• **Request**
Copy out each line of the listing that has the word "JSON" in it.

• **Task material**
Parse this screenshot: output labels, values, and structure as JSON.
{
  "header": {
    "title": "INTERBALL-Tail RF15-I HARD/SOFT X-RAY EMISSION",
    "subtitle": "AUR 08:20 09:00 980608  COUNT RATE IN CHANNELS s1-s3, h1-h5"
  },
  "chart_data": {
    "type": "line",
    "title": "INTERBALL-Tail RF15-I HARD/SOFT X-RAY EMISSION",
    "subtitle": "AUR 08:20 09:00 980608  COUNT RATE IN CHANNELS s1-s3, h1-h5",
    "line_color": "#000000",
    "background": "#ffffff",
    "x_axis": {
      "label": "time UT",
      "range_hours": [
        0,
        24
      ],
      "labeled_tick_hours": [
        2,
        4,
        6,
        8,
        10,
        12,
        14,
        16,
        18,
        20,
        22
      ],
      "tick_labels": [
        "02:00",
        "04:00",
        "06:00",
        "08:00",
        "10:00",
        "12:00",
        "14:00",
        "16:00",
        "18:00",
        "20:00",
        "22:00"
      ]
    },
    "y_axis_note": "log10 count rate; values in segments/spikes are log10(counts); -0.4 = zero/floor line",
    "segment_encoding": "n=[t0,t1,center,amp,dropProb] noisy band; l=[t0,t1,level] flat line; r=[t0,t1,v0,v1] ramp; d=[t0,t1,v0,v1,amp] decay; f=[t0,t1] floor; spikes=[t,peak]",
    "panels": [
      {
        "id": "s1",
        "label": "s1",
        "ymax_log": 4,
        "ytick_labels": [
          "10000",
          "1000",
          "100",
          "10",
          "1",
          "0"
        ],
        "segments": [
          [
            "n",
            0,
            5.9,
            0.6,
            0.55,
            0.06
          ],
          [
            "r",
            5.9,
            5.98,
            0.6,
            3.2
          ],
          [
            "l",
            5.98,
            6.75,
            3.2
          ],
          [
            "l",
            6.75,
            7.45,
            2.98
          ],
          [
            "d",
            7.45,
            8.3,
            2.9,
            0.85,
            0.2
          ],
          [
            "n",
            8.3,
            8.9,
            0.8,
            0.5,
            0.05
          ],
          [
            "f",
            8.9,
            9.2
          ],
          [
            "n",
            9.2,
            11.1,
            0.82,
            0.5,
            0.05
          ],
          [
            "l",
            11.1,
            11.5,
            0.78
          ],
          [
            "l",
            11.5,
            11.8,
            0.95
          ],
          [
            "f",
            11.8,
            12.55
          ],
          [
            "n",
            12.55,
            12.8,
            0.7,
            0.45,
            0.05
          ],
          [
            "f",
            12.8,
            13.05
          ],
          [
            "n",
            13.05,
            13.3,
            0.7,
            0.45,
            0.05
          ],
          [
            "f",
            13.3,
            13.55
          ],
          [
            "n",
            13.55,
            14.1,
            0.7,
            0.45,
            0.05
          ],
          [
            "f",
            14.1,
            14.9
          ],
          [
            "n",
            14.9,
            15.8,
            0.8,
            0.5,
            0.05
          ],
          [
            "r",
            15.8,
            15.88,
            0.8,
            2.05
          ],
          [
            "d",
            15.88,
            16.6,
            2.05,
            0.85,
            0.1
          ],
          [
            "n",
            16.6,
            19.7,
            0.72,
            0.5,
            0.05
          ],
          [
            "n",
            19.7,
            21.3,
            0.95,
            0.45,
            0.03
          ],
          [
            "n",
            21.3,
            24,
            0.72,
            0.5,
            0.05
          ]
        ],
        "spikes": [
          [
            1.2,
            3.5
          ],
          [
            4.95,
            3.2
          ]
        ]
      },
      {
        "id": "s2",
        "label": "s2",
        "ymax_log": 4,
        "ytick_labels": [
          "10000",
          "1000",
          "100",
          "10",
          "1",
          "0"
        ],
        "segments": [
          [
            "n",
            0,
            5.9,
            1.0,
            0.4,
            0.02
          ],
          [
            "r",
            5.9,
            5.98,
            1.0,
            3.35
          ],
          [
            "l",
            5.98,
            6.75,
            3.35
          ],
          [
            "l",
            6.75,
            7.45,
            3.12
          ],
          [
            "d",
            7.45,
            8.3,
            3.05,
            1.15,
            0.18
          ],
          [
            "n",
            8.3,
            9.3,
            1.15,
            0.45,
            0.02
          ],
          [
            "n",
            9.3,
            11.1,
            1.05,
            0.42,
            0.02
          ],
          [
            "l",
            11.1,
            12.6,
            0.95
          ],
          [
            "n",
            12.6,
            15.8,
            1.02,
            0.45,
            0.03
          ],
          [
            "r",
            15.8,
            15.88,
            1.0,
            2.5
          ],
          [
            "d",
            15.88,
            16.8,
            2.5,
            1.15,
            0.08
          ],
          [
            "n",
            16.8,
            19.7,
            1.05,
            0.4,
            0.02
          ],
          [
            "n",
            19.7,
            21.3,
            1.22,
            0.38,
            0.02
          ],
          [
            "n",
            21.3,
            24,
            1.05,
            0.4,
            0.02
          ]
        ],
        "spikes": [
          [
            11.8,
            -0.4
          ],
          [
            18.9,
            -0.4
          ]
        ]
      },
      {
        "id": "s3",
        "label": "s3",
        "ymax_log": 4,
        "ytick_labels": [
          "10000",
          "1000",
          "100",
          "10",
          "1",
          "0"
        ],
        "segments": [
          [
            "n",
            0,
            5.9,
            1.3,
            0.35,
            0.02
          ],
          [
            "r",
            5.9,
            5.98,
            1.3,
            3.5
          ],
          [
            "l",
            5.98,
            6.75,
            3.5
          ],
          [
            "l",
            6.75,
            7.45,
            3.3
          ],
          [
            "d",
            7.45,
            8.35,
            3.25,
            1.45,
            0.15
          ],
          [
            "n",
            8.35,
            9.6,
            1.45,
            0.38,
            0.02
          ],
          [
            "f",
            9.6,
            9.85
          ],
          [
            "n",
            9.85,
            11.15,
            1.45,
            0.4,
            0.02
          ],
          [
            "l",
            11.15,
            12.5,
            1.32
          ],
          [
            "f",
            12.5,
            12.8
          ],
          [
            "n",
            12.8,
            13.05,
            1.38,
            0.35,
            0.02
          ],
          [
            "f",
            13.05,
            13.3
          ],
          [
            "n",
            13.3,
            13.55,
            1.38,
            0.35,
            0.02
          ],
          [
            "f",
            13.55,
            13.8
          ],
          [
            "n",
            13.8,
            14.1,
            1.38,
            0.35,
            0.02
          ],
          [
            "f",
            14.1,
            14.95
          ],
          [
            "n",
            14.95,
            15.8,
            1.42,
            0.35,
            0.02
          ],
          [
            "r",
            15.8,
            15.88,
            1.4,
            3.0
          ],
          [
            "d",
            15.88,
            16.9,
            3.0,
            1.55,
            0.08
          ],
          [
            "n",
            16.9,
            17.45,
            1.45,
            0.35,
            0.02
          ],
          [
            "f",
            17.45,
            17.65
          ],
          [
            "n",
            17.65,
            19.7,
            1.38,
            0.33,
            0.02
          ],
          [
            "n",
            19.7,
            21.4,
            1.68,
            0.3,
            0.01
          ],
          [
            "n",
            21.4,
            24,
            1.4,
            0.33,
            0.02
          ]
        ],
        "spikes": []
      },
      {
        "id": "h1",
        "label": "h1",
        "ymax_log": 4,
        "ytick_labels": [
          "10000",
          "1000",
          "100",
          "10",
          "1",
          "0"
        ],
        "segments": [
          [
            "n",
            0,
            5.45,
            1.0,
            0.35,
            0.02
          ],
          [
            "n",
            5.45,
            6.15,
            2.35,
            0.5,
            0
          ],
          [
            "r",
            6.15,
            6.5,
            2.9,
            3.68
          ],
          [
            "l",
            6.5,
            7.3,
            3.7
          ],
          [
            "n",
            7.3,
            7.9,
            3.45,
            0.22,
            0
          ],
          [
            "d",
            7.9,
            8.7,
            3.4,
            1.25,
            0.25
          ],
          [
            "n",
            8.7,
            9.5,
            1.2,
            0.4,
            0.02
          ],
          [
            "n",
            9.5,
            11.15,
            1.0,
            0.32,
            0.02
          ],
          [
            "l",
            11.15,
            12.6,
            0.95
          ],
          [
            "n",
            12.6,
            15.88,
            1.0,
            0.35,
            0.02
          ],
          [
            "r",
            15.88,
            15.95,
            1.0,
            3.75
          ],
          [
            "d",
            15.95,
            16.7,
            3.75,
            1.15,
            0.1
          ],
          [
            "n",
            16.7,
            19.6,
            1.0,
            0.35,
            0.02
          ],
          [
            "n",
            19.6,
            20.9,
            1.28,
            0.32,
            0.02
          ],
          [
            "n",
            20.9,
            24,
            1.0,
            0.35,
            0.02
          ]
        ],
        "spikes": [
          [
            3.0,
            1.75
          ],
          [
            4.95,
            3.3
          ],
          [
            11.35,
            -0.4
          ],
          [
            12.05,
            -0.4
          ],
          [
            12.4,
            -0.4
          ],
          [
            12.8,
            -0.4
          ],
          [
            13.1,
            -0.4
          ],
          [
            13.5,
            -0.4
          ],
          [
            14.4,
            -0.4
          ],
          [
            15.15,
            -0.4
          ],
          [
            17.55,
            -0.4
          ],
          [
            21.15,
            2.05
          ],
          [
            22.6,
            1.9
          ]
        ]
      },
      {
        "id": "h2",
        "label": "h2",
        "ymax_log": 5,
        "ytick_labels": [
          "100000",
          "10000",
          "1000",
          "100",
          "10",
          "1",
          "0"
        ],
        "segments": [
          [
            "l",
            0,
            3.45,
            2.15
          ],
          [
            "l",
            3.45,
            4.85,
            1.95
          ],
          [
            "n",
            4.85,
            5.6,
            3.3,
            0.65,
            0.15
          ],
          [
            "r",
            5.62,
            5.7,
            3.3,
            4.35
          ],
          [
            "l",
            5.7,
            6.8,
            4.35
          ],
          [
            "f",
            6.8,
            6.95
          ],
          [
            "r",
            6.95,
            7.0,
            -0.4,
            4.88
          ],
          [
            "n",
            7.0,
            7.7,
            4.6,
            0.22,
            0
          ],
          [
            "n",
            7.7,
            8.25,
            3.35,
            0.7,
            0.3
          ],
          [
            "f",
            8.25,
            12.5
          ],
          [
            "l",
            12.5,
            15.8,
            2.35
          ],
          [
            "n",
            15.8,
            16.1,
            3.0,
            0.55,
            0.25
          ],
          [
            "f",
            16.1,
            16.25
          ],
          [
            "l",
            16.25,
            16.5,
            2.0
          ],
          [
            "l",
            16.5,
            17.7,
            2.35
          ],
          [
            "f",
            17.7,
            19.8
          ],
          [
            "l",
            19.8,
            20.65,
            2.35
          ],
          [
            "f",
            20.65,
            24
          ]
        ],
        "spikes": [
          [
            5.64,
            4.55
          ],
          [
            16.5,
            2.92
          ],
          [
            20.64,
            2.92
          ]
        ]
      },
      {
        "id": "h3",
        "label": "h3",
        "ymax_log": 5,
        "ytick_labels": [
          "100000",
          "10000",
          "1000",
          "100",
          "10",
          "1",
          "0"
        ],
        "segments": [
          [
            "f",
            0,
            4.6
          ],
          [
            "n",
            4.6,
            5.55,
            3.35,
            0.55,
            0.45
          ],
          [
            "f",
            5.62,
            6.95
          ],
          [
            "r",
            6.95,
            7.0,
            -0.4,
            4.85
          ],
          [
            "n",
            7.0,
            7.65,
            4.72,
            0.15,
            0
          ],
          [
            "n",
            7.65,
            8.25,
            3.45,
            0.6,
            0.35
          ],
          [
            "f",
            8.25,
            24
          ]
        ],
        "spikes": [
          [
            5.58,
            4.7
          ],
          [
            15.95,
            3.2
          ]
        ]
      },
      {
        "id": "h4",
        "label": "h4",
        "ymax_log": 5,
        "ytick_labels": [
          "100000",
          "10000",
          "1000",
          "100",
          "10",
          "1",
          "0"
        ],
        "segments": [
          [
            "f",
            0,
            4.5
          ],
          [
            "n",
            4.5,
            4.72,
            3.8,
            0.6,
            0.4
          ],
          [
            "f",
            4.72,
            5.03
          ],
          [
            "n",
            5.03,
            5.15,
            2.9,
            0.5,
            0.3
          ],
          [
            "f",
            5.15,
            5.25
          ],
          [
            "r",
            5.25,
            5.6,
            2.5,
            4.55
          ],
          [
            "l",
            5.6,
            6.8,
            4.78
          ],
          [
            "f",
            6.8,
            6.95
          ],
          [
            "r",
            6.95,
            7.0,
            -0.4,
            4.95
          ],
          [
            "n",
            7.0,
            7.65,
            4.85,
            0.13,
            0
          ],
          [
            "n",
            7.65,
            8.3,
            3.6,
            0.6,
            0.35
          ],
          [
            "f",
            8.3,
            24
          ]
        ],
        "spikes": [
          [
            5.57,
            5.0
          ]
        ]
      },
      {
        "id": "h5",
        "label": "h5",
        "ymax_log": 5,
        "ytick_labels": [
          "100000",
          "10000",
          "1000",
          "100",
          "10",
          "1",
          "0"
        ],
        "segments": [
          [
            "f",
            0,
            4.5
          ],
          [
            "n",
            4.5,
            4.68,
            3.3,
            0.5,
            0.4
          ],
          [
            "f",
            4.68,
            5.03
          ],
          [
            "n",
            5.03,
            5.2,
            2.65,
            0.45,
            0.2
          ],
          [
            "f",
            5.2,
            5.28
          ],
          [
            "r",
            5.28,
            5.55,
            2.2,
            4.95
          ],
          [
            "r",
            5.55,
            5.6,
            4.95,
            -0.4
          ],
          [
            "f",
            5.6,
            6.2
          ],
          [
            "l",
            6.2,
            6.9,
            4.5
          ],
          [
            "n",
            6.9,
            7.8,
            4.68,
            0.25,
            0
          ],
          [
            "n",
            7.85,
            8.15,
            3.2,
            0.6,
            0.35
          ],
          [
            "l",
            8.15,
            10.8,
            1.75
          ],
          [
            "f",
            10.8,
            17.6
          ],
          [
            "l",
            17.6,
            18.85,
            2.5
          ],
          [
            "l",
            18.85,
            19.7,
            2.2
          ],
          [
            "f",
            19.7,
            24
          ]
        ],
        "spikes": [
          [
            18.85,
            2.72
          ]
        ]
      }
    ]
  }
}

...

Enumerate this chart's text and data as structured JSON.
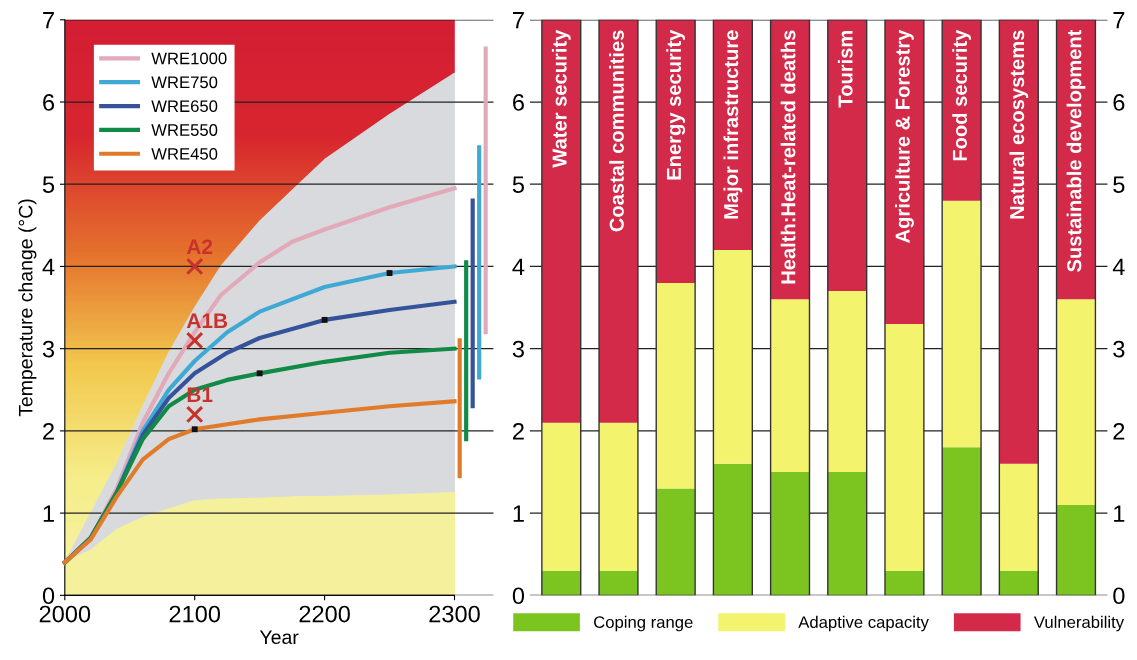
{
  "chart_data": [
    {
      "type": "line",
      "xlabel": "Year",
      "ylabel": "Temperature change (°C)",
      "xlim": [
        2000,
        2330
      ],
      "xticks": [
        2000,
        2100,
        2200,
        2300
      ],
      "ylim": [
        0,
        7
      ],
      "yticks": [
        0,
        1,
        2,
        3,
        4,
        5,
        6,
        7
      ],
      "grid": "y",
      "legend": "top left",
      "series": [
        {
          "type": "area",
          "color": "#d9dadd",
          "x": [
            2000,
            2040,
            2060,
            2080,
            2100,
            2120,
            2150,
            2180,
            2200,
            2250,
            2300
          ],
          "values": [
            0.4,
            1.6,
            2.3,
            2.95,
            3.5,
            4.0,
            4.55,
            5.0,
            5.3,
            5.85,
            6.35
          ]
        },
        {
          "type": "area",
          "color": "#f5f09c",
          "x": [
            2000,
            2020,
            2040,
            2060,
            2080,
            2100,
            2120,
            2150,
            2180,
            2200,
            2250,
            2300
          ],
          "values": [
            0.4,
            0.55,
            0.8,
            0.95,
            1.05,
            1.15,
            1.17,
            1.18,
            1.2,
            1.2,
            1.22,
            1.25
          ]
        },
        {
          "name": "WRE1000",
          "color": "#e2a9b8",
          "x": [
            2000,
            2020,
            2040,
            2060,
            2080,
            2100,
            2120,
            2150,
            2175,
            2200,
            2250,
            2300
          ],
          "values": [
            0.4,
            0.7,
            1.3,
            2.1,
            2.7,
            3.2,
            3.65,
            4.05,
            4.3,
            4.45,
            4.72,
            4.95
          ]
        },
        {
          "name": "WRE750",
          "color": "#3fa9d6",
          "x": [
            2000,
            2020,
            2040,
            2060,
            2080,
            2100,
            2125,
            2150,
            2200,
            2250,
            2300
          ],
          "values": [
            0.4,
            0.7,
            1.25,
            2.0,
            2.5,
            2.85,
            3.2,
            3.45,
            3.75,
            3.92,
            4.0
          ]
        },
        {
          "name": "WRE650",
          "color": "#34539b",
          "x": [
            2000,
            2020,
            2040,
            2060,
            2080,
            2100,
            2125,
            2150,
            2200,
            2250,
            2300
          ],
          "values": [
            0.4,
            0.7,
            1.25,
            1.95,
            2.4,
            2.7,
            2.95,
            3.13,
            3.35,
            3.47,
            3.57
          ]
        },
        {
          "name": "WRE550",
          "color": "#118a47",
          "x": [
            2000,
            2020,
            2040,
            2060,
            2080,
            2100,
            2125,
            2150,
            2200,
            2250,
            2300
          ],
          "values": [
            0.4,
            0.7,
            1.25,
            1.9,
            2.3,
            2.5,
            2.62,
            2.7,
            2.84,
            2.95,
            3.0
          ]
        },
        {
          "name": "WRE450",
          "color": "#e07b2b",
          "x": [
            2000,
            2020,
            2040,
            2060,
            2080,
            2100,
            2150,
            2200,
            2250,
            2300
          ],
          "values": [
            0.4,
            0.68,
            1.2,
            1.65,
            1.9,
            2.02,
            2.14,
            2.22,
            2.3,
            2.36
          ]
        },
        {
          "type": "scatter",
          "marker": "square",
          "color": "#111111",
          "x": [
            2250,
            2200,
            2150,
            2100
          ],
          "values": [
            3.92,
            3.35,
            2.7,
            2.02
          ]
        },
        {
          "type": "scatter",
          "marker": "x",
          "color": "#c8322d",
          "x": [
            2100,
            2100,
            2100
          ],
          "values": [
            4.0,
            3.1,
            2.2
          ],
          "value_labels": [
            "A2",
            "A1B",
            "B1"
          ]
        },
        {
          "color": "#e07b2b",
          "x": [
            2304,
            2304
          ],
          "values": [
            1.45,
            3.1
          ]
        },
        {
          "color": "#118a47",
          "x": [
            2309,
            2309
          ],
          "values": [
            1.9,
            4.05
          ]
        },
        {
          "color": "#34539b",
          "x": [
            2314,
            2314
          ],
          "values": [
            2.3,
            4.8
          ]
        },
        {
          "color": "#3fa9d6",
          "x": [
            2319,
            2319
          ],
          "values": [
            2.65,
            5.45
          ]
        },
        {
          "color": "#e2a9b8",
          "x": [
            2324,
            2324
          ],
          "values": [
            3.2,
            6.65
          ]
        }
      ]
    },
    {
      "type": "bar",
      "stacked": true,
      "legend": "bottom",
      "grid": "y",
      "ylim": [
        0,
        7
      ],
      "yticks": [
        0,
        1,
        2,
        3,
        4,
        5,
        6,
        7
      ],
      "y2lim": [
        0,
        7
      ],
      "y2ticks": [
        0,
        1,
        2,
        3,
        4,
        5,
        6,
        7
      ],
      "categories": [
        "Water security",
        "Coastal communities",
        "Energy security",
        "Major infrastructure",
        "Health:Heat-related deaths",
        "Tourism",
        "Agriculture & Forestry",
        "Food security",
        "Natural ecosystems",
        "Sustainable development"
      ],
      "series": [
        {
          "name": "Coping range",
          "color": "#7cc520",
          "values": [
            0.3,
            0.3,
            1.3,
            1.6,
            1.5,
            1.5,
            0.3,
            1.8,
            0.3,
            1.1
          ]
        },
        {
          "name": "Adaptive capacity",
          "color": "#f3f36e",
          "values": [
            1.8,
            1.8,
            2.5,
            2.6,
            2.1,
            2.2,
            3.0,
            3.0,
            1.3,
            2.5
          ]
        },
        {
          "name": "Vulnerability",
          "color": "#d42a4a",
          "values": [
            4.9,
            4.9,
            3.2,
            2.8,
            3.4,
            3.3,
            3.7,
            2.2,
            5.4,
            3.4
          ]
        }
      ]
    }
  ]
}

• **Full response**
Parse this screenshot: output labels, values, and structure as JSON.
Enumerate this chart's text and data as structured JSON.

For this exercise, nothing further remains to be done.